Given exercise
Narrow the data below down to the lines containing "Deleted".

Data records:
=-=-=-=-=

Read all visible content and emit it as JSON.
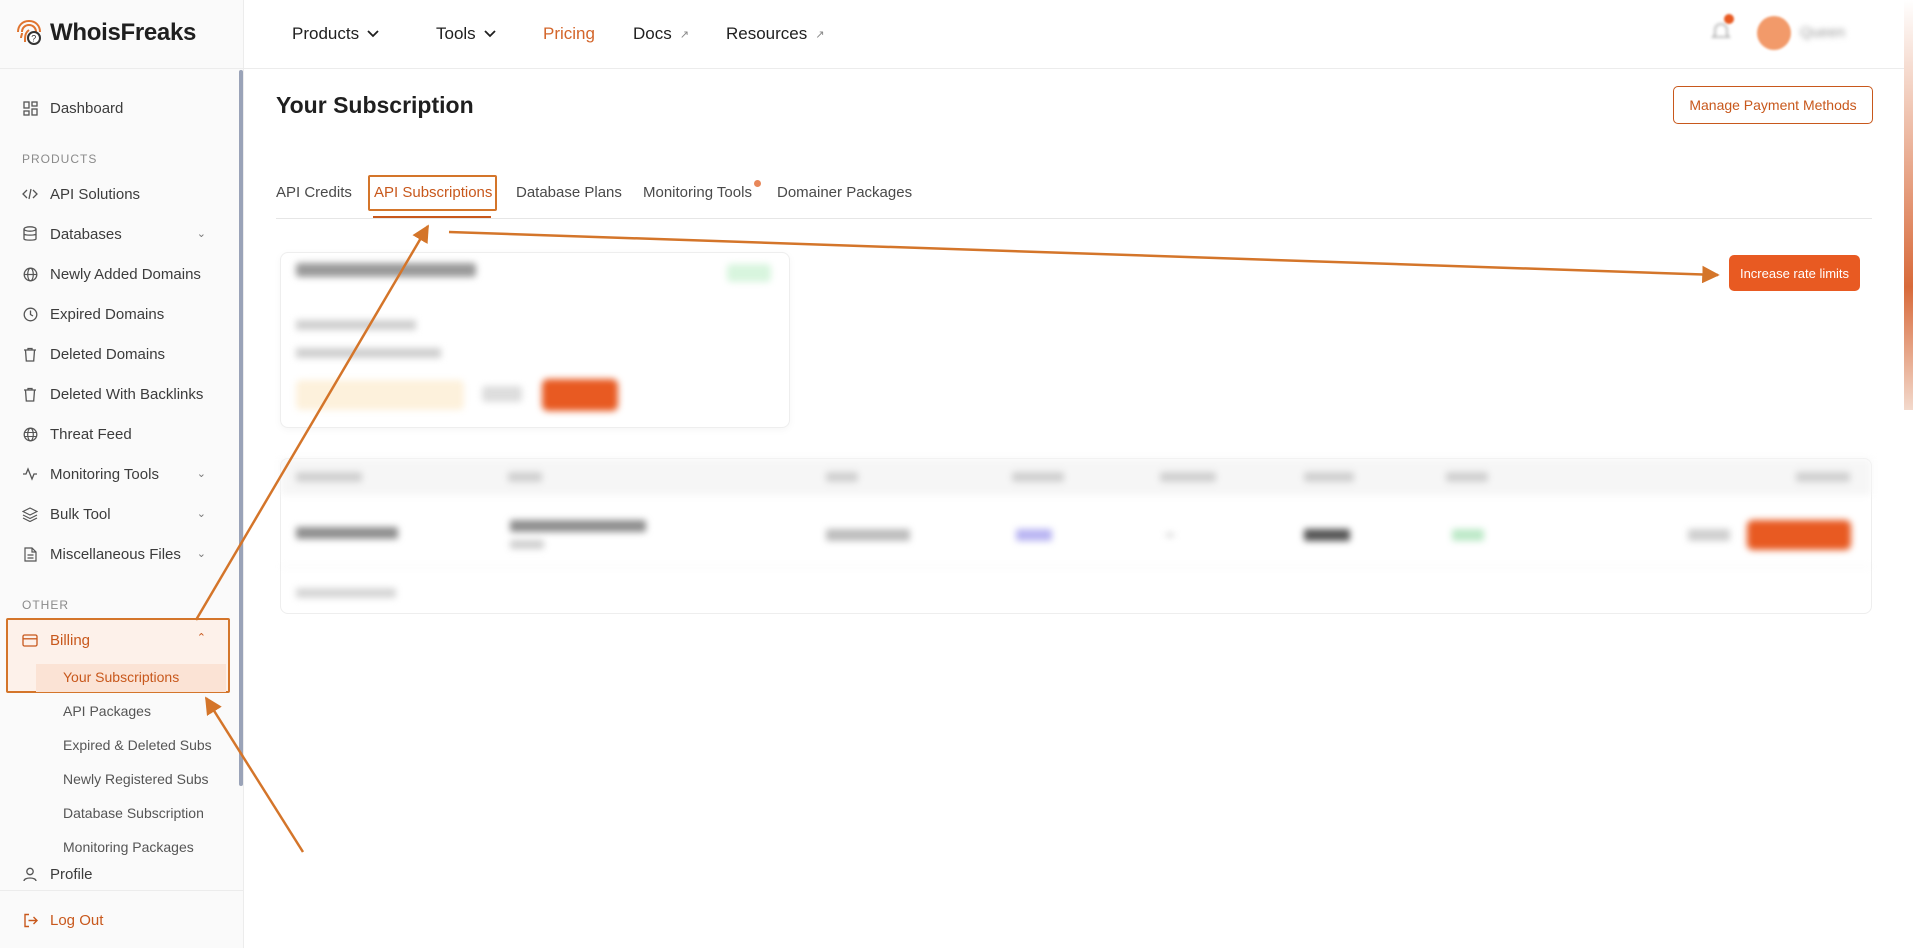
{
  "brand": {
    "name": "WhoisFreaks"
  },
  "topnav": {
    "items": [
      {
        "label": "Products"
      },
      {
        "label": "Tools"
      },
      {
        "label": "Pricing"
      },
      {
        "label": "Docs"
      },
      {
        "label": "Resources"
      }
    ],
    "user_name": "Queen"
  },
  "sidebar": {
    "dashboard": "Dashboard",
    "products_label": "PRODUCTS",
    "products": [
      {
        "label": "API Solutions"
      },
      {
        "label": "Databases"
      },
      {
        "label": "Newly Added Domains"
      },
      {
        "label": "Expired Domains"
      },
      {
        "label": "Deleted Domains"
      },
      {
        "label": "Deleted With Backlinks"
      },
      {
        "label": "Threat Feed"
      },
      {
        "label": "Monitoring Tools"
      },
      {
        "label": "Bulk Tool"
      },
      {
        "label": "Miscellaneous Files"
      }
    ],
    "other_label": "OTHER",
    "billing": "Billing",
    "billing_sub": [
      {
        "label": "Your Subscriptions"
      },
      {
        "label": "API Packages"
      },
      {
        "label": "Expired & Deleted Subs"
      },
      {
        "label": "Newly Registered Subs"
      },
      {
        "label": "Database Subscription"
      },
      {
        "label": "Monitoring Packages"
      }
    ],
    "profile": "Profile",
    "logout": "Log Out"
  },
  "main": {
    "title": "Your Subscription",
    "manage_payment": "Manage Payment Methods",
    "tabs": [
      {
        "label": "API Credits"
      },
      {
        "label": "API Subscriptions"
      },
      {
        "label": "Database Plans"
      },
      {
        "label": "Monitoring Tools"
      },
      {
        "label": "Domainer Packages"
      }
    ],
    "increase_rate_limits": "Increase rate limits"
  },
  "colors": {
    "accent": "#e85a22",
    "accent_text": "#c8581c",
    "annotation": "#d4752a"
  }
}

=-=-=-=-=

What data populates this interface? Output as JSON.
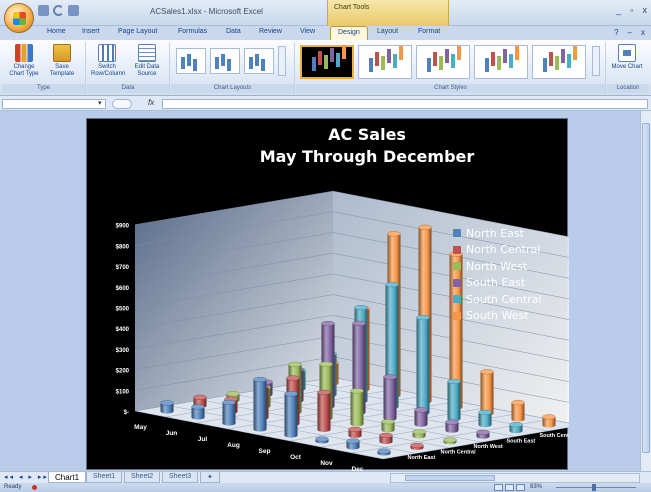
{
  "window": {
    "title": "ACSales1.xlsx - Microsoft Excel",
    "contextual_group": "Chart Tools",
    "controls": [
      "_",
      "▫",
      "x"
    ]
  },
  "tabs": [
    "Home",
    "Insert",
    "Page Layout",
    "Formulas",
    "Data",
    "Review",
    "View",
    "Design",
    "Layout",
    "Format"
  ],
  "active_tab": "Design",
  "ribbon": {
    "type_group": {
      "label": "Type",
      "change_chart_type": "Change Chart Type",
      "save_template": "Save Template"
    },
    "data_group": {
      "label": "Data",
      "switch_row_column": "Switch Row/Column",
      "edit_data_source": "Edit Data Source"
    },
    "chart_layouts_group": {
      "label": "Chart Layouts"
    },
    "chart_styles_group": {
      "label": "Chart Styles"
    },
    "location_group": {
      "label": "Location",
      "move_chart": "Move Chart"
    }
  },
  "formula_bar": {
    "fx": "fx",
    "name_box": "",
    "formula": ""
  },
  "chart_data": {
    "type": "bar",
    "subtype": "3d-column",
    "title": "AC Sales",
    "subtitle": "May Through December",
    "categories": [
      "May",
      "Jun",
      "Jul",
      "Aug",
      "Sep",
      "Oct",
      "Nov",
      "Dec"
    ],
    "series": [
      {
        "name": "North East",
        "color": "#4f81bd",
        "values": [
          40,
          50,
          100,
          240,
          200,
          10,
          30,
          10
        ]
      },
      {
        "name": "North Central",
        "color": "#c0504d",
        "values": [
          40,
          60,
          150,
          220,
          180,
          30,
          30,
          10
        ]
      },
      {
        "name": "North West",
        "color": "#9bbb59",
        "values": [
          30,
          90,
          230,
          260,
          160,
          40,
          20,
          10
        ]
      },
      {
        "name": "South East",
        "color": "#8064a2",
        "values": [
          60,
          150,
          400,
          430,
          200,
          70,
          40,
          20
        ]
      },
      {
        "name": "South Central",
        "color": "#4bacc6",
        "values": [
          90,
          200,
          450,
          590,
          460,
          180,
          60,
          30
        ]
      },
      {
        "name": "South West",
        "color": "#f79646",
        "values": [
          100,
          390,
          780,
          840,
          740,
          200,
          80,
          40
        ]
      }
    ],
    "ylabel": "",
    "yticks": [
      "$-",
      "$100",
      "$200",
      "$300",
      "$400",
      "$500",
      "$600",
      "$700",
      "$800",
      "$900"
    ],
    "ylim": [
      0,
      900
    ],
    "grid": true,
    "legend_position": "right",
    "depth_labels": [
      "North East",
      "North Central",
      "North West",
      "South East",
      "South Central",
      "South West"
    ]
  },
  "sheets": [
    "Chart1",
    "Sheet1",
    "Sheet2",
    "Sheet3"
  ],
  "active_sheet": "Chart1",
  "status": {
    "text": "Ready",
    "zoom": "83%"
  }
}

=-=-=-=-=

Answer for this exercise
        "label": "Deleted Domains"
        "label": "Deleted With Backlinks"
        "label": "Expired & Deleted Subs"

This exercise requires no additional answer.